## [Exercise brief]
Repeat each line of the material exactly.

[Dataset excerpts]
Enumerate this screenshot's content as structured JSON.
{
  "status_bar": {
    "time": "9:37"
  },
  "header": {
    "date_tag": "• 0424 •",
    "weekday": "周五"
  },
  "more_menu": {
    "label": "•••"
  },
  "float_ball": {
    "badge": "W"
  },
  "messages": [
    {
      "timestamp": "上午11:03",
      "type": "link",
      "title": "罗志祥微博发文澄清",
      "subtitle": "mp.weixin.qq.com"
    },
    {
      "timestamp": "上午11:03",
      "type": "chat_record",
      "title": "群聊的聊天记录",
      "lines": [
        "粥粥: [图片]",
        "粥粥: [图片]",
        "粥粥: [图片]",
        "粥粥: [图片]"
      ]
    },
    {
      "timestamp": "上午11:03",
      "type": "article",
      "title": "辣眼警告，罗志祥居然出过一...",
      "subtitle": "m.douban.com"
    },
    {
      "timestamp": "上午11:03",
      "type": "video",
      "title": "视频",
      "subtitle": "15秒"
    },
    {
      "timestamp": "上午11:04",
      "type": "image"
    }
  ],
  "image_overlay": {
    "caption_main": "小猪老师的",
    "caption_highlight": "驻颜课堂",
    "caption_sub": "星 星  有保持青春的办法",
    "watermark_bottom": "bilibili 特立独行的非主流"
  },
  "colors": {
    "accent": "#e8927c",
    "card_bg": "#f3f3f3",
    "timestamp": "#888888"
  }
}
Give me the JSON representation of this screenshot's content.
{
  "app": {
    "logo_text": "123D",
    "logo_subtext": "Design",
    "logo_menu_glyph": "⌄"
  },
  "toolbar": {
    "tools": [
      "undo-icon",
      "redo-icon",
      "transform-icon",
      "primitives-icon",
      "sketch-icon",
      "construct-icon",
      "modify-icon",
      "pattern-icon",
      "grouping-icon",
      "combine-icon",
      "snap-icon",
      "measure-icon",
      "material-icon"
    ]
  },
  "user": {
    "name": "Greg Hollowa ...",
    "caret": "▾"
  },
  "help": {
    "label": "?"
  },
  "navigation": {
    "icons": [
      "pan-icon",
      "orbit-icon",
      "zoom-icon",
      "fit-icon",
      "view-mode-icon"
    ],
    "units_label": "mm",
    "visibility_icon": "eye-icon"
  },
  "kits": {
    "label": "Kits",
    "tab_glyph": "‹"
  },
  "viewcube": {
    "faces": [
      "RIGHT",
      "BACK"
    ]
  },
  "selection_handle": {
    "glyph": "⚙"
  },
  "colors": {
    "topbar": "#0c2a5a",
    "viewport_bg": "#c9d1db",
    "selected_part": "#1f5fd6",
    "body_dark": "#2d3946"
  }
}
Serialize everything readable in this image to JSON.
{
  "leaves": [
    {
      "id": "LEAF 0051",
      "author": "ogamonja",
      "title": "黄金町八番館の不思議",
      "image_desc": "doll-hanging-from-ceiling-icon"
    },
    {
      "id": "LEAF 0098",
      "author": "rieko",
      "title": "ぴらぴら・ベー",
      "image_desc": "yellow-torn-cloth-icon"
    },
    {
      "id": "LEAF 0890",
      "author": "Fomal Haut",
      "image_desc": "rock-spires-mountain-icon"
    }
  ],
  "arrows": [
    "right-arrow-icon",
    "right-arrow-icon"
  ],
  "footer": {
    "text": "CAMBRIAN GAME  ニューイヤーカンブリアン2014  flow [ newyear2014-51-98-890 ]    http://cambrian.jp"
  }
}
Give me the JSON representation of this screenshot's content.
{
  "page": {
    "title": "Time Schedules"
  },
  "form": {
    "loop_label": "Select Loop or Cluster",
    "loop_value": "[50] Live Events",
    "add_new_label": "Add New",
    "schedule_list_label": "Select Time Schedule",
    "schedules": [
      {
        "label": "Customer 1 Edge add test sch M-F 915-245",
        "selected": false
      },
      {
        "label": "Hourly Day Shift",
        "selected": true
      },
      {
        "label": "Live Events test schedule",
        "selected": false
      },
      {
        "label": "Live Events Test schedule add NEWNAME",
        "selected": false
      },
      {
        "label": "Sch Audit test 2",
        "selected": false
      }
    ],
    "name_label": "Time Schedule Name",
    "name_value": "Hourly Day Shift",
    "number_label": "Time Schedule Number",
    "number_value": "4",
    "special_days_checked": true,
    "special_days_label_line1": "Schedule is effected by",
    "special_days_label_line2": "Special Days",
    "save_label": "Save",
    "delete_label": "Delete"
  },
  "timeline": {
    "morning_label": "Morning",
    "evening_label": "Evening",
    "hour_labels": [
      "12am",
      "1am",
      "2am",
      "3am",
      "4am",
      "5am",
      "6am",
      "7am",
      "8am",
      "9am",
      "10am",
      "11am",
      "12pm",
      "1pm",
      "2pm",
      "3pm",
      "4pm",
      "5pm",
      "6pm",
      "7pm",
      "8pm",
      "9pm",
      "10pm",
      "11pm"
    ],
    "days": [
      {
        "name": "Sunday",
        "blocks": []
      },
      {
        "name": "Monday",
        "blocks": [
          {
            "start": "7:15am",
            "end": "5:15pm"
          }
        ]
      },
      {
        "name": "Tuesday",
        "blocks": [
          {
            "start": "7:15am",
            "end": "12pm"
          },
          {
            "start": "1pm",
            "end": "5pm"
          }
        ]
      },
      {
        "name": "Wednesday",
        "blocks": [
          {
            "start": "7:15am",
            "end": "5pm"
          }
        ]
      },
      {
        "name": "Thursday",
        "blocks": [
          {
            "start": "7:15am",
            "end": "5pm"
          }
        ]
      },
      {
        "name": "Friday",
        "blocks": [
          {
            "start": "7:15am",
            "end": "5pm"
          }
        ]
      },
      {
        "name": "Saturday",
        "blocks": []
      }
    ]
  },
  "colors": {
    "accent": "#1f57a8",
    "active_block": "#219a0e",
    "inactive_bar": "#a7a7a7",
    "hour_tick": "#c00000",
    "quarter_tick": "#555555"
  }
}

## [Completed exercise]
Enumerate this screenshot's content as structured JSON.
{
  "status_bar": {
    "time": "9:37"
  },
  "header": {
    "date_tag": "• 0424 •",
    "weekday": "周五"
  },
  "more_menu": {
    "label": "•••"
  },
  "float_ball": {
    "badge": "W"
  },
  "messages": [
    {
      "timestamp": "上午11:03",
      "type": "link",
      "title": "罗志祥微博发文澄清",
      "subtitle": "mp.weixin.qq.com"
    },
    {
      "timestamp": "上午11:03",
      "type": "chat_record",
      "title": "群聊的聊天记录",
      "lines": [
        "粥粥: [图片]",
        "粥粥: [图片]",
        "粥粥: [图片]",
        "粥粥: [图片]"
      ]
    },
    {
      "timestamp": "上午11:03",
      "type": "article",
      "title": "辣眼警告，罗志祥居然出过一...",
      "subtitle": "m.douban.com"
    },
    {
      "timestamp": "上午11:03",
      "type": "video",
      "title": "视频",
      "subtitle": "15秒"
    },
    {
      "timestamp": "上午11:04",
      "type": "image"
    }
  ],
  "image_overlay": {
    "caption_main": "小猪老师的",
    "caption_highlight": "驻颜课堂",
    "caption_sub": "星 星  有保持青春的办法",
    "watermark_bottom": "bilibili 特立独行的非主流"
  },
  "colors": {
    "accent": "#e8927c",
    "card_bg": "#f3f3f3",
    "timestamp": "#888888"
  }
}
Give me the JSON representation of this screenshot's content.
{
  "app": {
    "logo_text": "123D",
    "logo_subtext": "Design",
    "logo_menu_glyph": "⌄"
  },
  "toolbar": {
    "tools": [
      "undo-icon",
      "redo-icon",
      "transform-icon",
      "primitives-icon",
      "sketch-icon",
      "construct-icon",
      "modify-icon",
      "pattern-icon",
      "grouping-icon",
      "combine-icon",
      "snap-icon",
      "measure-icon",
      "material-icon"
    ]
  },
  "user": {
    "name": "Greg Hollowa ...",
    "caret": "▾"
  },
  "help": {
    "label": "?"
  },
  "navigation": {
    "icons": [
      "pan-icon",
      "orbit-icon",
      "zoom-icon",
      "fit-icon",
      "view-mode-icon"
    ],
    "units_label": "mm",
    "visibility_icon": "eye-icon"
  },
  "kits": {
    "label": "Kits",
    "tab_glyph": "‹"
  },
  "viewcube": {
    "faces": [
      "RIGHT",
      "BACK"
    ]
  },
  "selection_handle": {
    "glyph": "⚙"
  },
  "colors": {
    "topbar": "#0c2a5a",
    "viewport_bg": "#c9d1db",
    "selected_part": "#1f5fd6",
    "body_dark": "#2d3946"
  }
}
Serialize everything readable in this image to JSON.
{
  "leaves": [
    {
      "id": "LEAF 0051",
      "author": "ogamonja",
      "title": "黄金町八番館の不思議",
      "image_desc": "doll-hanging-from-ceiling-icon"
    },
    {
      "id": "LEAF 0098",
      "author": "rieko",
      "title": "ぴらぴら・ベー",
      "image_desc": "yellow-torn-cloth-icon"
    },
    {
      "id": "LEAF 0890",
      "author": "Fomal Haut",
      "image_desc": "rock-spires-mountain-icon"
    }
  ],
  "arrows": [
    "right-arrow-icon",
    "right-arrow-icon"
  ],
  "footer": {
    "text": "CAMBRIAN GAME  ニューイヤーカンブリアン2014  flow [ newyear2014-51-98-890 ]    http://cambrian.jp"
  }
}
Give me the JSON representation of this screenshot's content.
{
  "page": {
    "title": "Time Schedules"
  },
  "form": {
    "loop_label": "Select Loop or Cluster",
    "loop_value": "[50] Live Events",
    "add_new_label": "Add New",
    "schedule_list_label": "Select Time Schedule",
    "schedules": [
      {
        "label": "Customer 1 Edge add test sch M-F 915-245",
        "selected": false
      },
      {
        "label": "Hourly Day Shift",
        "selected": true
      },
      {
        "label": "Live Events test schedule",
        "selected": false
      },
      {
        "label": "Live Events Test schedule add NEWNAME",
        "selected": false
      },
      {
        "label": "Sch Audit test 2",
        "selected": false
      }
    ],
    "name_label": "Time Schedule Name",
    "name_value": "Hourly Day Shift",
    "number_label": "Time Schedule Number",
    "number_value": "4",
    "special_days_checked": true,
    "special_days_label_line1": "Schedule is effected by",
    "special_days_label_line2": "Special Days",
    "save_label": "Save",
    "delete_label": "Delete"
  },
  "timeline": {
    "morning_label": "Morning",
    "evening_label": "Evening",
    "hour_labels": [
      "12am",
      "1am",
      "2am",
      "3am",
      "4am",
      "5am",
      "6am",
      "7am",
      "8am",
      "9am",
      "10am",
      "11am",
      "12pm",
      "1pm",
      "2pm",
      "3pm",
      "4pm",
      "5pm",
      "6pm",
      "7pm",
      "8pm",
      "9pm",
      "10pm",
      "11pm"
    ],
    "days": [
      {
        "name": "Sunday",
        "blocks": []
      },
      {
        "name": "Monday",
        "blocks": [
          {
            "start": "7:15am",
            "end": "5:15pm"
          }
        ]
      },
      {
        "name": "Tuesday",
        "blocks": [
          {
            "start": "7:15am",
            "end": "12pm"
          },
          {
            "start": "1pm",
            "end": "5pm"
          }
        ]
      },
      {
        "name": "Wednesday",
        "blocks": [
          {
            "start": "7:15am",
            "end": "5pm"
          }
        ]
      },
      {
        "name": "Thursday",
        "blocks": [
          {
            "start": "7:15am",
            "end": "5pm"
          }
        ]
      },
      {
        "name": "Friday",
        "blocks": [
          {
            "start": "7:15am",
            "end": "5pm"
          }
        ]
      },
      {
        "name": "Saturday",
        "blocks": []
      }
    ]
  },
  "colors": {
    "accent": "#1f57a8",
    "active_block": "#219a0e",
    "inactive_bar": "#a7a7a7",
    "hour_tick": "#c00000",
    "quarter_tick": "#555555"
  }
}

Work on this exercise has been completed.